**Set exercise**
For each statement, decide whether it agrees with the patch below, answering yes or no and quoting the words of the patch that settle it. 1. The patch modifies only one file. 2. With SPLIT_K equal to 1 and ADD_INPUTS set, the kernel adds the accumulator to the previously loaded values before storing. 3. When SPLIT_K is not 1, the kernel writes its results with tl.store.

**Text shown**
....

From f210f0b7b1e4f179cf194c09c8805898134b70d8 Mon Sep 17 00:00:00 2001
From: cwazai <38356712+cwazai@users.noreply.github.com>
Date: Thu, 29 Jan 2026 00:22:45 +0800
Subject: [PATCH] [lora/moe] Avoid extra intermediate buffer & Python slicing
 in expand phase when split_k == 1 (#32774)
MIME-Version: 1.0
Content-Type: text/plain; charset=UTF-8
Content-Transfer-Encoding: 8bit

Signed-off-by: 陈建华 <1647430658@qq.com>
---
 vllm/lora/ops/triton_ops/fused_moe_lora_op.py | 31 ++++++++++---------
 1 file changed, 17 insertions(+), 14 deletions(-)

diff --git a/vllm/lora/ops/triton_ops/fused_moe_lora_op.py b/vllm/lora/ops/triton_ops/fused_moe_lora_op.py
index ff06725cd..58549ee9f 100644
--- a/vllm/lora/ops/triton_ops/fused_moe_lora_op.py
+++ b/vllm/lora/ops/triton_ops/fused_moe_lora_op.py
@@ -84,6 +84,7 @@ def _fused_moe_lora_kernel(
     num_slice_c: tl.constexpr,
     top_k: tl.constexpr,
     MUL_ROUTED_WEIGHT: tl.constexpr,
+    ADD_INPUTS: tl.constexpr,
     USE_B_L2_CACHE: tl.constexpr,  # new, enable .ca load for B
     BLOCK_SIZE_M: tl.constexpr,
     BLOCK_SIZE_N: tl.constexpr,
@@ -211,7 +212,11 @@ def _fused_moe_lora_kernel(
     c_mask = token_mask[:, None] & (offs_cn[None, :] < N)
 
     if SPLIT_K == 1:
-        tl.store(c_ptrs, accumulator, mask=c_mask)
+        if ADD_INPUTS:
+            prev = tl.load(c_ptrs, mask=c_mask, other=0.0)
+            tl.store(c_ptrs, prev + accumulator, mask=c_mask)
+        else:
+            tl.store(c_ptrs, accumulator, mask=c_mask)
     else:
         tl.atomic_add(c_ptrs, accumulator, mask=c_mask, sem="relaxed")

....

**Entries supplied**
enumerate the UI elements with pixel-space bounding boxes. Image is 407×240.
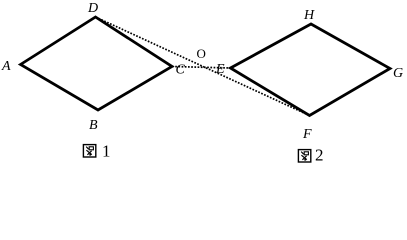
svg-text:1: 1 [102,142,111,161]
svg-text:2: 2 [315,146,324,165]
svg-text:O: O [197,46,206,61]
svg-text:B: B [89,118,98,133]
svg-text:D: D [87,1,98,16]
svg-text:G: G [393,66,403,81]
svg-text:E: E [215,62,225,77]
svg-text:A: A [1,59,11,74]
svg-text:H: H [303,8,315,23]
svg-text:F: F [302,127,312,142]
svg-text:C: C [176,63,186,78]
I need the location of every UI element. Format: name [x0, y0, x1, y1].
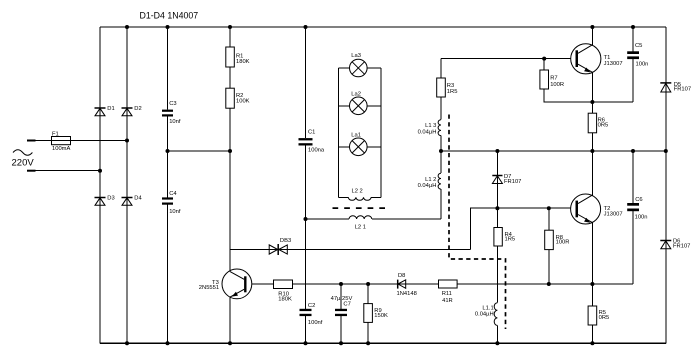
inductor L2.2: [348, 197, 371, 200]
wire C1-C2 column mid: [305, 146, 307, 309]
capacitor C5: [627, 51, 639, 54]
svg-text:100n: 100n: [635, 214, 648, 220]
resistor R9: [364, 304, 373, 323]
diode D1: [95, 107, 106, 109]
wire R5 column: [591, 284, 593, 343]
svg-text:D4: D4: [134, 195, 142, 201]
wire left column: [99, 27, 101, 343]
svg-text:L1 2: L1 2: [425, 177, 436, 183]
wire C7 column: [340, 284, 342, 309]
transistor T1: [571, 44, 601, 74]
svg-text:C7: C7: [343, 302, 350, 308]
svg-text:DB3: DB3: [280, 238, 291, 244]
svg-text:0R5: 0R5: [598, 123, 609, 129]
svg-text:C2: C2: [308, 303, 315, 309]
capacitor C3: [27, 51, 639, 316]
svg-text:1R5: 1R5: [505, 237, 516, 243]
wire R1-R2-T3 column: [229, 27, 231, 343]
wire DB3 row: [230, 249, 470, 251]
svg-text:FR107: FR107: [674, 87, 691, 93]
capacitor C6: [627, 203, 639, 206]
resistor R3: [437, 78, 446, 97]
lamp La3: [350, 59, 368, 155]
svg-text:T1: T1: [604, 55, 611, 61]
resistor R11: [439, 280, 458, 288]
wire mid rail right: [441, 150, 666, 152]
wire L1.1 to bottom rail: [496, 325, 498, 343]
svg-text:100R: 100R: [556, 240, 570, 246]
wire mid rail left: [168, 150, 231, 152]
wire L2.1 row right: [372, 218, 441, 220]
wire lamp box bottom right: [371, 196, 381, 198]
svg-text:100R: 100R: [550, 82, 564, 88]
svg-text:D8: D8: [398, 273, 405, 279]
wire C1 column top: [305, 27, 307, 138]
svg-text:FR107: FR107: [504, 179, 521, 185]
wire La2 stubs: [339, 105, 350, 107]
resistor R2: [226, 88, 235, 108]
wire R7 column: [544, 59, 633, 102]
wire C6 column lower: [632, 211, 634, 284]
svg-text:R7: R7: [550, 76, 557, 82]
wire AC neutral to bridge: [36, 170, 101, 172]
wire T2 collector-emitter column: [591, 151, 593, 284]
svg-text:10nf: 10nf: [169, 119, 181, 125]
svg-text:C4: C4: [169, 191, 177, 197]
svg-text:0.04µH: 0.04µH: [418, 183, 437, 189]
wire R4 column: [496, 208, 498, 303]
svg-text:D1-D4 1N4007: D1-D4 1N4007: [140, 11, 199, 21]
wire La1 stubs: [339, 146, 350, 148]
wire AC live to bridge: [36, 140, 128, 142]
svg-text:100n: 100n: [636, 62, 649, 68]
wire L1.3 to mid rail: [440, 136, 442, 174]
resistor R8: [545, 230, 554, 249]
resistor R6: [588, 113, 596, 133]
capacitor C7: [335, 309, 347, 311]
svg-text:La1: La1: [351, 132, 361, 138]
wire lamp box left bus: [338, 68, 340, 197]
AC terminal top: [27, 140, 36, 142]
svg-text:2N5551: 2N5551: [199, 285, 219, 291]
svg-text:D3: D3: [107, 195, 114, 201]
transistor T3: [222, 269, 252, 299]
svg-text:C6: C6: [635, 197, 642, 203]
svg-text:La3: La3: [351, 53, 361, 59]
wire C6 column upper: [632, 151, 634, 203]
resistor R10: [274, 280, 293, 289]
svg-text:D2: D2: [134, 106, 141, 112]
svg-text:D1: D1: [107, 106, 114, 112]
capacitor C2: [300, 309, 312, 311]
wire L2.1 row left: [306, 218, 350, 220]
lamp La2: [350, 97, 368, 115]
wire L1 column upper: [440, 59, 442, 120]
wire C4 bottom segment: [167, 205, 169, 344]
wire L1.2 to L2.1 row: [440, 189, 442, 219]
svg-text:0R5: 0R5: [599, 315, 610, 321]
diac DB3: [277, 244, 279, 255]
AC source squiggle: [13, 150, 32, 156]
svg-text:180K: 180K: [236, 59, 250, 65]
diode D3: [95, 197, 106, 199]
wire T1 base row: [441, 58, 576, 60]
transistor T2: [571, 194, 601, 224]
wire C3 column top: [167, 27, 169, 110]
diode D5: [660, 82, 671, 84]
wire D2/D4 column: [126, 27, 128, 343]
capacitor C1: [299, 138, 313, 140]
wire diac riser: [470, 208, 576, 249]
wire bottom rail: [100, 342, 666, 344]
wire R9 column: [367, 284, 369, 343]
svg-text:220V: 220V: [12, 158, 35, 169]
core dashes L2 transformer: [333, 207, 386, 209]
svg-text:41R: 41R: [442, 298, 453, 304]
svg-text:La2: La2: [351, 92, 361, 98]
svg-text:FR107: FR107: [673, 244, 690, 250]
inductor L1.2: [438, 173, 441, 189]
resistor R4: [494, 228, 502, 247]
wire La3 stubs: [339, 67, 350, 69]
AC terminal bottom: [27, 170, 36, 172]
svg-text:1R5: 1R5: [447, 89, 458, 95]
wire R8 column: [548, 208, 550, 284]
svg-text:J13007: J13007: [604, 61, 623, 67]
wire lamp box right bus: [380, 68, 382, 197]
svg-text:C3: C3: [169, 101, 176, 107]
svg-text:F1: F1: [52, 131, 59, 137]
wire C7 bottom: [340, 316, 342, 343]
resistor R7: [540, 70, 549, 89]
svg-text:1N4148: 1N4148: [397, 291, 417, 297]
svg-text:0.04µH: 0.04µH: [418, 129, 437, 135]
wire C5 column top: [632, 27, 634, 51]
svg-text:150K: 150K: [374, 313, 388, 319]
svg-text:L1 3: L1 3: [425, 123, 436, 129]
capacitor C4: [162, 197, 173, 199]
svg-text:C1: C1: [308, 130, 315, 136]
diode D4: [122, 197, 133, 199]
svg-text:10nf: 10nf: [169, 209, 181, 215]
svg-text:R3: R3: [447, 83, 454, 89]
svg-text:100mA: 100mA: [52, 146, 71, 152]
svg-text:100nf: 100nf: [308, 320, 323, 326]
fuse F1 wire through: [45, 140, 80, 142]
svg-text:0.04µH: 0.04µH: [475, 312, 494, 318]
svg-text:L2 1: L2 1: [355, 224, 366, 230]
svg-text:100na: 100na: [308, 147, 325, 153]
fuse F1: [52, 137, 71, 145]
wire T3 base row: [245, 283, 633, 285]
svg-text:C5: C5: [635, 43, 642, 49]
svg-text:L2 2: L2 2: [352, 188, 363, 194]
diode D8: [397, 280, 399, 289]
inductor L2.1: [349, 216, 372, 219]
diode D7: [492, 175, 502, 177]
wire top rail: [100, 26, 666, 28]
wire C2 bottom segment: [305, 316, 307, 343]
wire T1 collector-emitter column: [591, 27, 593, 151]
svg-text:R11: R11: [442, 291, 452, 297]
lamp La1: [350, 138, 368, 156]
resistor R1: [226, 47, 235, 67]
diode D2: [122, 107, 133, 109]
svg-text:100K: 100K: [236, 99, 250, 105]
diode D6: [660, 240, 671, 242]
wire right column D5/D6: [665, 27, 667, 343]
wire C5 column below: [632, 59, 634, 102]
inductor L1.3: [438, 120, 441, 136]
inductor L1.1: [494, 303, 497, 326]
svg-text:180K: 180K: [278, 296, 292, 302]
resistor R5: [588, 306, 597, 325]
svg-text:J13007: J13007: [604, 211, 623, 217]
wire D7 column: [496, 151, 498, 208]
wire lamp box bottom left: [339, 196, 349, 198]
core dashes L1 transformer: [449, 115, 506, 330]
wire C3-C4 mid segment: [167, 117, 169, 198]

....

**Result below**
1. Yes: "1 file changed, 17 insertions(+), 14 deletions(-)"
2. Yes: "tl.store(c_ptrs, prev + accumulator, mask=c_mask)"
3. No: "tl.atomic_add(c_ptrs, accumulator, mask=c_mask"